▶ [Exercise objective]
Copy out all lines in the data below containing the string "Schmitt".

▶ [Excerpted records]
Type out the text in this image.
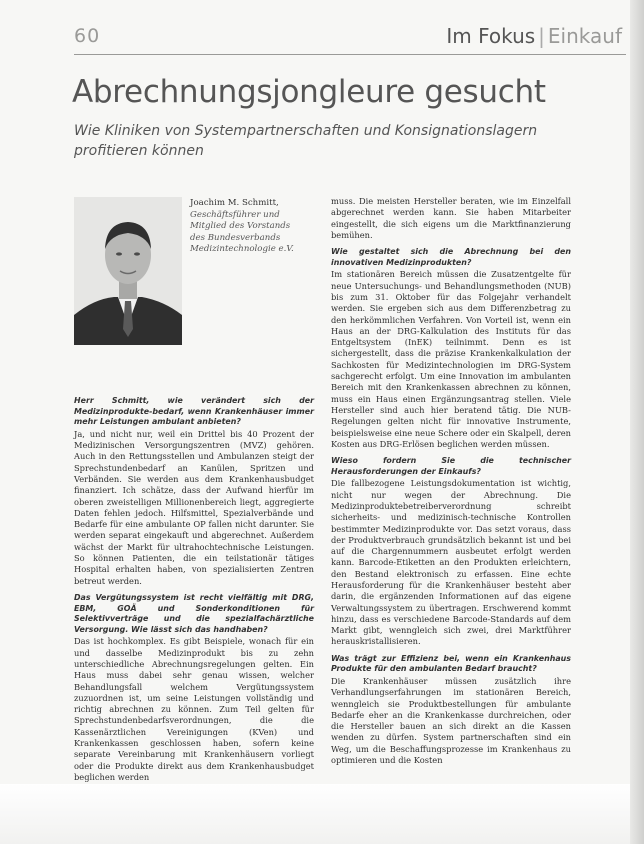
60	Im Fokus | Einkauf
Abrechnungsjongleure gesucht

Wie Kliniken von Systempartnerschaften und Konsignationslagern profitieren können

Joachim M. Schmitt,
Geschäftsführer und
Mitglied des Vorstands
des Bundesverbands
Medizintechnologie e.V.

Herr Schmitt, wie verändert sich der Medizinprodukte-bedarf, wenn Krankenhäuser immer mehr Leistungen ambulant anbieten?

Ja, und nicht nur, weil ein Drittel bis 40 Prozent der Medizinischen Versorgungszentren (MVZ) gehören. Auch in den Rettungsstellen und Ambulanzen steigt der Sprechstundenbedarf an Kanülen, Spritzen und Verbänden. Sie werden aus dem Krankenhausbudget finanziert. Ich schätze, dass der Aufwand hierfür im oberen zweistelligen Millionenbereich liegt, aggregierte Daten fehlen jedoch. Hilfsmittel, Spezialverbände und Bedarfe für eine ambulante OP fallen nicht darunter. Sie werden separat eingekauft und abgerechnet. Außerdem wächst der Markt für ultrahochtechnische Leistungen. So können Patienten, die ein teilstationär tätiges Hospital erhalten haben, von spezialisierten Zentren betreut werden.

Das Vergütungssystem ist recht vielfältig mit DRG, EBM, GOÄ und Sonderkonditionen für Selektivverträge und die spezialfachärztliche Versorgung. Wie lässt sich das handhaben?

Das ist hochkomplex. Es gibt Beispiele, wonach für ein und dasselbe Medizinprodukt bis zu zehn unterschiedliche Abrechnungsregelungen gelten. Ein Haus muss dabei sehr genau wissen, welcher Behandlungsfall welchem Vergütungssystem zuzuordnen ist, um seine Leistungen vollständig und richtig abrechnen zu können. Zum Teil gelten für Sprechstundenbedarfsverordnungen, die die Kassenärztlichen Vereinigungen (KVen) und Krankenkassen geschlossen haben, sofern keine separate Vereinbarung mit Krankenhäusern vorliegt oder die Produkte direkt aus dem Krankenhausbudget beglichen werden

muss. Die meisten Hersteller beraten, wie im Einzelfall abgerechnet werden kann. Sie haben Mitarbeiter eingestellt, die sich eigens um die Marktfinanzierung bemühen.

Wie gestaltet sich die Abrechnung bei den innovativen Medizinprodukten?

Im stationären Bereich müssen die Zusatzentgelte für neue Untersuchungs- und Behandlungsmethoden (NUB) bis zum 31. Oktober für das Folgejahr verhandelt werden. Sie ergeben sich aus dem Differenzbetrag zu den herkömmlichen Verfahren. Von Vorteil ist, wenn ein Haus an der DRG-Kalkulation des Instituts für das Entgeltsystem (InEK) teilnimmt. Denn es ist sichergestellt, dass die präzise Krankenkalkulation der Sachkosten für Medizintechnologien im DRG-System sachgerecht erfolgt. Um eine Innovation im ambulanten Bereich mit den Krankenkassen abrechnen zu können, muss ein Haus einen Ergänzungsantrag stellen. Viele Hersteller sind auch hier beratend tätig. Die NUB-Regelungen gelten nicht für innovative Instrumente, beispielsweise eine neue Schere oder ein Skalpell, deren Kosten aus DRG-Erlösen beglichen werden müssen.

Wieso fordern Sie die technischer Herausforderungen der Einkaufs?

Die fallbezogene Leistungsdokumentation ist wichtig, nicht nur wegen der Abrechnung. Die Medizinproduktebetreiberverordnung schreibt sicherheits- und medizinisch-technische Kontrollen bestimmter Medizinprodukte vor. Das setzt voraus, dass der Produktverbrauch grundsätzlich bekannt ist und bei auf die Chargennummern ausbeutet erfolgt werden kann. Barcode-Etiketten an den Produkten erleichtern, den Bestand elektronisch zu erfassen. Eine echte Herausforderung für die Krankenhäuser besteht aber darin, die ergänzenden Informationen auf das eigene Verwaltungssystem zu übertragen. Erschwerend kommt hinzu, dass es verschiedene Barcode-Standards auf dem Markt gibt, wenngleich sich zwei, drei Marktführer herauskristallisieren.

Was trägt zur Effizienz bei, wenn ein Krankenhaus Produkte für den ambulanten Bedarf braucht?

Die Krankenhäuser müssen zusätzlich ihre Verhandlungserfahrungen im stationären Bereich, wenngleich sie Produktbestellungen für ambulante Bedarfe eher an die Krankenkasse durchreichen, oder die Hersteller bauen an sich direkt an die Kassen wenden zu dürfen. System partnerschaften sind ein Weg, um die Beschaffungsprozesse im Krankenhaus zu optimieren und die Kosten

▶ [The reply]
Joachim M. Schmitt,
Herr Schmitt, wie verändert sich der Medizinprodukte-bedarf, wenn Krankenhäuser immer mehr Leistungen ambulant anbieten?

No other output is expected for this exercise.